• [Required task]:
The data must be returned in full and exactly as given.

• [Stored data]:
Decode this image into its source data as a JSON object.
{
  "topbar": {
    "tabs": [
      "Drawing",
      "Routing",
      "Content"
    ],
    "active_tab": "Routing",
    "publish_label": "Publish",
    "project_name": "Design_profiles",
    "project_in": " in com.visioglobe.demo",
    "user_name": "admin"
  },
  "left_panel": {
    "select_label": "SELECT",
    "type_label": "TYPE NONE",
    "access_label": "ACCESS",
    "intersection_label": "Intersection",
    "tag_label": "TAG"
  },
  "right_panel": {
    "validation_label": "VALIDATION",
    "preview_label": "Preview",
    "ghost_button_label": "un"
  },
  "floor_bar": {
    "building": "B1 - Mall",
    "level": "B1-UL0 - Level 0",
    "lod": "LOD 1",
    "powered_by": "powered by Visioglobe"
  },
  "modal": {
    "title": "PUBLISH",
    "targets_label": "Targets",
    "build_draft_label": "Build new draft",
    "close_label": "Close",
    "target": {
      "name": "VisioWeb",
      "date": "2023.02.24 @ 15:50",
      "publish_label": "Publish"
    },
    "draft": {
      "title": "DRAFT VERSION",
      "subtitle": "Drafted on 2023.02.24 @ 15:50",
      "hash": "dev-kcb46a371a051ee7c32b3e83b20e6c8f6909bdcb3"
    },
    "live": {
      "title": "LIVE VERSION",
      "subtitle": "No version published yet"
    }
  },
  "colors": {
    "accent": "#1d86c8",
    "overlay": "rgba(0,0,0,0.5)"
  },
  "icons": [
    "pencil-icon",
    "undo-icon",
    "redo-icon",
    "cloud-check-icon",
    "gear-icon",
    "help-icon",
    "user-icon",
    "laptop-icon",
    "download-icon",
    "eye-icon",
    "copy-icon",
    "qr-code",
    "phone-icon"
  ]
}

• [Complete output]:
Decode this image into its source data as a JSON object.
{
  "topbar": {
    "tabs": [
      "Drawing",
      "Routing",
      "Content"
    ],
    "active_tab": "Routing",
    "publish_label": "Publish",
    "project_name": "Design_profiles",
    "project_in": " in com.visioglobe.demo",
    "user_name": "admin"
  },
  "left_panel": {
    "select_label": "SELECT",
    "type_label": "TYPE NONE",
    "access_label": "ACCESS",
    "intersection_label": "Intersection",
    "tag_label": "TAG"
  },
  "right_panel": {
    "validation_label": "VALIDATION",
    "preview_label": "Preview",
    "ghost_button_label": "un"
  },
  "floor_bar": {
    "building": "B1 - Mall",
    "level": "B1-UL0 - Level 0",
    "lod": "LOD 1",
    "powered_by": "powered by Visioglobe"
  },
  "modal": {
    "title": "PUBLISH",
    "targets_label": "Targets",
    "build_draft_label": "Build new draft",
    "close_label": "Close",
    "target": {
      "name": "VisioWeb",
      "date": "2023.02.24 @ 15:50",
      "publish_label": "Publish"
    },
    "draft": {
      "title": "DRAFT VERSION",
      "subtitle": "Drafted on 2023.02.24 @ 15:50",
      "hash": "dev-kcb46a371a051ee7c32b3e83b20e6c8f6909bdcb3"
    },
    "live": {
      "title": "LIVE VERSION",
      "subtitle": "No version published yet"
    }
  },
  "colors": {
    "accent": "#1d86c8",
    "overlay": "rgba(0,0,0,0.5)"
  },
  "icons": [
    "pencil-icon",
    "undo-icon",
    "redo-icon",
    "cloud-check-icon",
    "gear-icon",
    "help-icon",
    "user-icon",
    "laptop-icon",
    "download-icon",
    "eye-icon",
    "copy-icon",
    "qr-code",
    "phone-icon"
  ]
}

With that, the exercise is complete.